Some records
^^^^^^^^^^^^^^^^

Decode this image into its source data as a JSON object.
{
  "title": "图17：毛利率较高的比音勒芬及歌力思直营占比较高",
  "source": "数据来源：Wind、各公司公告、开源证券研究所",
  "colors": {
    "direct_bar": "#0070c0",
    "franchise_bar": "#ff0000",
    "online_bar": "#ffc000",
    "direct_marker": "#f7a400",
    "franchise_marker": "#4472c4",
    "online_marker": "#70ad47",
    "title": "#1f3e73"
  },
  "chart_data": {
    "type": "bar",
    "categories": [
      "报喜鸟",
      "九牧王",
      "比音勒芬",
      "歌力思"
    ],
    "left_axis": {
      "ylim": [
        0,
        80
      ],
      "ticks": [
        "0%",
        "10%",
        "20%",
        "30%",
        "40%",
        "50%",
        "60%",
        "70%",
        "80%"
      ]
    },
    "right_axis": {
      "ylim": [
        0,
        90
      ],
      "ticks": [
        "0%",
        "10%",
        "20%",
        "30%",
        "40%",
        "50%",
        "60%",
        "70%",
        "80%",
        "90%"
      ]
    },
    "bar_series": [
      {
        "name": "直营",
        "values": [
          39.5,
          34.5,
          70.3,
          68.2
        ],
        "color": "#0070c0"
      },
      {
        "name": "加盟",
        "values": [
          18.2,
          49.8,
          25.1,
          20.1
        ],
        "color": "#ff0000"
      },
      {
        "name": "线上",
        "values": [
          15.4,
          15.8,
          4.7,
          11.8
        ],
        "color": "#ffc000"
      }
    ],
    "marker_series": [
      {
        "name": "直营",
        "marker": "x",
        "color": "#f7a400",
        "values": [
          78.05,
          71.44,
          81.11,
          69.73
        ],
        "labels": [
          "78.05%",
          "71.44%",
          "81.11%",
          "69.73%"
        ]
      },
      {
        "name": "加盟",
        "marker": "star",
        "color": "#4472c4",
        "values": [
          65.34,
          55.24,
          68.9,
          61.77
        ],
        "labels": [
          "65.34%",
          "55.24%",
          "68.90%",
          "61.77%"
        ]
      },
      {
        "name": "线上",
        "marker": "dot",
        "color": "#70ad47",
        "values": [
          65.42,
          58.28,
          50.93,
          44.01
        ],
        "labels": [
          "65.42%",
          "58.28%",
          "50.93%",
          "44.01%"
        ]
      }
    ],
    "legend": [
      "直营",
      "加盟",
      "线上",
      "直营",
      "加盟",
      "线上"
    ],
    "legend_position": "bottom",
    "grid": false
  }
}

^^^^^^^^^^^^^^^^

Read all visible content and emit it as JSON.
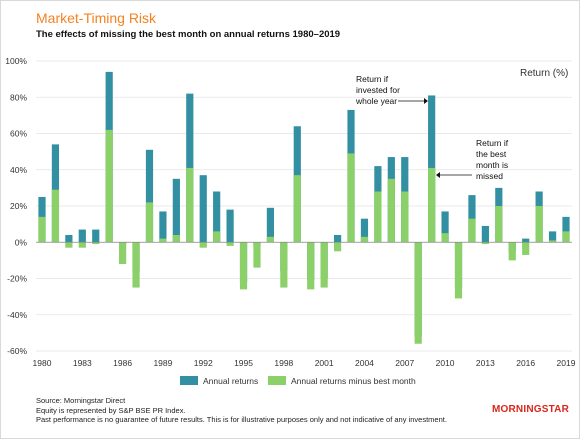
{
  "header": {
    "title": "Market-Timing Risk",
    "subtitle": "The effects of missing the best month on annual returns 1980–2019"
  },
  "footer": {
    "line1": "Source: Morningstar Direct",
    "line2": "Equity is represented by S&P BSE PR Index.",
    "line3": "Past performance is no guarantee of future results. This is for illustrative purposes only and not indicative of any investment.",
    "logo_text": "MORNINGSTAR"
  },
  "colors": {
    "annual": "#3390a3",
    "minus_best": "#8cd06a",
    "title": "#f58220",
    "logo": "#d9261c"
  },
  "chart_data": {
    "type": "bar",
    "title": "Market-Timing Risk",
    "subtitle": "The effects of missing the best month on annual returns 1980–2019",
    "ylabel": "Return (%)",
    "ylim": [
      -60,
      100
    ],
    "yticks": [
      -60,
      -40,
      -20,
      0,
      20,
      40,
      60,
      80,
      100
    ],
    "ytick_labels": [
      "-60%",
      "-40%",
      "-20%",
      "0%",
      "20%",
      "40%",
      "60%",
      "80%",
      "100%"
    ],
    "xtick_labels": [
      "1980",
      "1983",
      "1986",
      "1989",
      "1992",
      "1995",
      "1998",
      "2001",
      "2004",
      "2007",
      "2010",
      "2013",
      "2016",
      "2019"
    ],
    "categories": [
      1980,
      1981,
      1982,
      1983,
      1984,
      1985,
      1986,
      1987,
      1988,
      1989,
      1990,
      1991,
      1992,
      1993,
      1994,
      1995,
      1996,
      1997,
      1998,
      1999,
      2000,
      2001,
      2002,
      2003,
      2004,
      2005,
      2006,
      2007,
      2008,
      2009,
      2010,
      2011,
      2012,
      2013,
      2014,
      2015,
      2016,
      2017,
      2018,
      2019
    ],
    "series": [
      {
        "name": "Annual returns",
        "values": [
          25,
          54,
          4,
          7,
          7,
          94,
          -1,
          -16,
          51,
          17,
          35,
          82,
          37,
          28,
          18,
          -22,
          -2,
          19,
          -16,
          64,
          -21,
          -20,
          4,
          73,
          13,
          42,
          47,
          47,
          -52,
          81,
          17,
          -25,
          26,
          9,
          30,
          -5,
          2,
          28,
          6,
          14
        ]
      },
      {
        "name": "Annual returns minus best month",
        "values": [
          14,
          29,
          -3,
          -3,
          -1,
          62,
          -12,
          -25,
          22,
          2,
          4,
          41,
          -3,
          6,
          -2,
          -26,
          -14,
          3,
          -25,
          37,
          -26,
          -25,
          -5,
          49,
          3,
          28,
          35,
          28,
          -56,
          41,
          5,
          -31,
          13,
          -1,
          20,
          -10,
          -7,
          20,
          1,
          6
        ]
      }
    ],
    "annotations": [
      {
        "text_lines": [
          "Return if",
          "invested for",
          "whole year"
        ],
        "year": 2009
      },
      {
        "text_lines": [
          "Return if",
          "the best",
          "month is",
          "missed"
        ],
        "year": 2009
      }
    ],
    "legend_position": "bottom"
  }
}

^^^^^^^^^^^^^^^^

* [Required work]: Look for lines containing the string "JSON" and copy them all.

* [Response below]:
Decode this image into its source data as a JSON object.
Read all visible content and emit it as JSON.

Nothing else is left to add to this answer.